◆ **EXERCISE GOAL**:
Please reproduce the lines below verbatim, every one of them and in the same order.

□ □ □ □ □

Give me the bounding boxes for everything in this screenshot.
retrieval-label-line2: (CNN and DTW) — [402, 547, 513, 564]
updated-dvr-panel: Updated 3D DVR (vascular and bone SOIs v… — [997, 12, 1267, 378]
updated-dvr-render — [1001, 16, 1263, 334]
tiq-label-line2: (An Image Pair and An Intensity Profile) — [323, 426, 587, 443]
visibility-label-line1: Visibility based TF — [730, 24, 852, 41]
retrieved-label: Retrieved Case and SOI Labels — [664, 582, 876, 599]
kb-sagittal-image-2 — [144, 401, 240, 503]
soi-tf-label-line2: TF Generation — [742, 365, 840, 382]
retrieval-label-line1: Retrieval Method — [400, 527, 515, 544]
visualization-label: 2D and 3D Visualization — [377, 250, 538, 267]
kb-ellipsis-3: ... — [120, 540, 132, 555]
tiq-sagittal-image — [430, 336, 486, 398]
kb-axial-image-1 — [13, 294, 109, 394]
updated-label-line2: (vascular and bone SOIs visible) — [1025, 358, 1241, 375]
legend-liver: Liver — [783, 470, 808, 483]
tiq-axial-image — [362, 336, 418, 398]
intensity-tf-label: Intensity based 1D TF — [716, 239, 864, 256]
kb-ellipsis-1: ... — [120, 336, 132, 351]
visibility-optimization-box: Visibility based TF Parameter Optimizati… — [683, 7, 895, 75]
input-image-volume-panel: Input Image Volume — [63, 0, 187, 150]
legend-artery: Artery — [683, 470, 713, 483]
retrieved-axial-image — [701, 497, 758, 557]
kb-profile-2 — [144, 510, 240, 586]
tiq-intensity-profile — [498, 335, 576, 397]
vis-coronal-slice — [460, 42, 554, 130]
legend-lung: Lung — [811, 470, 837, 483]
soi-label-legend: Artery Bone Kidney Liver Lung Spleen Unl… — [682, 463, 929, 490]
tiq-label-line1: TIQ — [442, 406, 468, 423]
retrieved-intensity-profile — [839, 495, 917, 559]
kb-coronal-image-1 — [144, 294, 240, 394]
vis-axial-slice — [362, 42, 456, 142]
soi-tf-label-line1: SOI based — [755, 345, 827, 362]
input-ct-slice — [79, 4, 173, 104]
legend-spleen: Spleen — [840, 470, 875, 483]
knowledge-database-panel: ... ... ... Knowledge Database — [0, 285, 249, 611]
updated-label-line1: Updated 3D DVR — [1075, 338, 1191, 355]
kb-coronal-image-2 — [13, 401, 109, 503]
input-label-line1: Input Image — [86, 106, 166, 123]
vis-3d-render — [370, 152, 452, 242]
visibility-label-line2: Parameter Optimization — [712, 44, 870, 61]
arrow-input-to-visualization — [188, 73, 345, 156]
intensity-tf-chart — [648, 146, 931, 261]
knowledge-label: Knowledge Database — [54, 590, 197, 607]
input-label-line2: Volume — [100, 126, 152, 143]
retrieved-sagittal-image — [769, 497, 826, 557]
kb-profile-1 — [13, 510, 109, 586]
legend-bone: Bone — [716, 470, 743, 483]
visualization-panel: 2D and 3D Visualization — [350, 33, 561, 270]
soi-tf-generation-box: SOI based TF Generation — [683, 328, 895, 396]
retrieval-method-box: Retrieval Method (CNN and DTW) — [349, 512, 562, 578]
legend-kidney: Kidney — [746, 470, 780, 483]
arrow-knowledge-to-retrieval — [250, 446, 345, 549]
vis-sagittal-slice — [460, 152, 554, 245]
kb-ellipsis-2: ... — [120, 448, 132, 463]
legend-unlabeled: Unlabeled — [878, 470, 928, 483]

□ □ □ □ □

◆ **EXERCISE ANSWER**:
Give me the bounding boxes for everything in this screenshot.
retrieval-label-line2: (CNN and DTW) — [402, 547, 513, 564]
updated-dvr-panel: Updated 3D DVR (vascular and bone SOIs v… — [997, 12, 1267, 378]
updated-dvr-render — [1001, 16, 1263, 334]
tiq-label-line2: (An Image Pair and An Intensity Profile) — [323, 426, 587, 443]
visibility-label-line1: Visibility based TF — [730, 24, 852, 41]
retrieved-label: Retrieved Case and SOI Labels — [664, 582, 876, 599]
kb-sagittal-image-2 — [144, 401, 240, 503]
soi-tf-label-line2: TF Generation — [742, 365, 840, 382]
retrieval-label-line1: Retrieval Method — [400, 527, 515, 544]
visualization-label: 2D and 3D Visualization — [377, 250, 538, 267]
kb-ellipsis-3: ... — [120, 540, 132, 555]
tiq-sagittal-image — [430, 336, 486, 398]
kb-axial-image-1 — [13, 294, 109, 394]
updated-label-line2: (vascular and bone SOIs visible) — [1025, 358, 1241, 375]
legend-liver: Liver — [783, 470, 808, 483]
tiq-axial-image — [362, 336, 418, 398]
intensity-tf-label: Intensity based 1D TF — [716, 239, 864, 256]
kb-ellipsis-1: ... — [120, 336, 132, 351]
visibility-optimization-box: Visibility based TF Parameter Optimizati… — [683, 7, 895, 75]
input-image-volume-panel: Input Image Volume — [63, 0, 187, 150]
legend-artery: Artery — [683, 470, 713, 483]
retrieved-axial-image — [701, 497, 758, 557]
kb-profile-2 — [144, 510, 240, 586]
tiq-intensity-profile — [498, 335, 576, 397]
vis-coronal-slice — [460, 42, 554, 130]
legend-lung: Lung — [811, 470, 837, 483]
soi-label-legend: Artery Bone Kidney Liver Lung Spleen Unl… — [682, 463, 929, 490]
tiq-label-line1: TIQ — [442, 406, 468, 423]
retrieved-intensity-profile — [839, 495, 917, 559]
kb-coronal-image-1 — [144, 294, 240, 394]
vis-axial-slice — [362, 42, 456, 142]
soi-tf-label-line1: SOI based — [755, 345, 827, 362]
input-ct-slice — [79, 4, 173, 104]
legend-spleen: Spleen — [840, 470, 875, 483]
knowledge-database-panel: ... ... ... Knowledge Database — [0, 285, 249, 611]
updated-label-line1: Updated 3D DVR — [1075, 338, 1191, 355]
kb-coronal-image-2 — [13, 401, 109, 503]
input-label-line1: Input Image — [86, 106, 166, 123]
vis-3d-render — [370, 152, 452, 242]
visibility-label-line2: Parameter Optimization — [712, 44, 870, 61]
arrow-input-to-visualization — [188, 73, 345, 156]
intensity-tf-chart — [648, 146, 931, 261]
knowledge-label: Knowledge Database — [54, 590, 197, 607]
input-label-line2: Volume — [100, 126, 152, 143]
retrieved-sagittal-image — [769, 497, 826, 557]
kb-profile-1 — [13, 510, 109, 586]
legend-bone: Bone — [716, 470, 743, 483]
visualization-panel: 2D and 3D Visualization — [350, 33, 561, 270]
soi-tf-generation-box: SOI based TF Generation — [683, 328, 895, 396]
retrieval-method-box: Retrieval Method (CNN and DTW) — [349, 512, 562, 578]
legend-kidney: Kidney — [746, 470, 780, 483]
arrow-knowledge-to-retrieval — [250, 446, 345, 549]
vis-sagittal-slice — [460, 152, 554, 245]
kb-ellipsis-2: ... — [120, 448, 132, 463]
legend-unlabeled: Unlabeled — [878, 470, 928, 483]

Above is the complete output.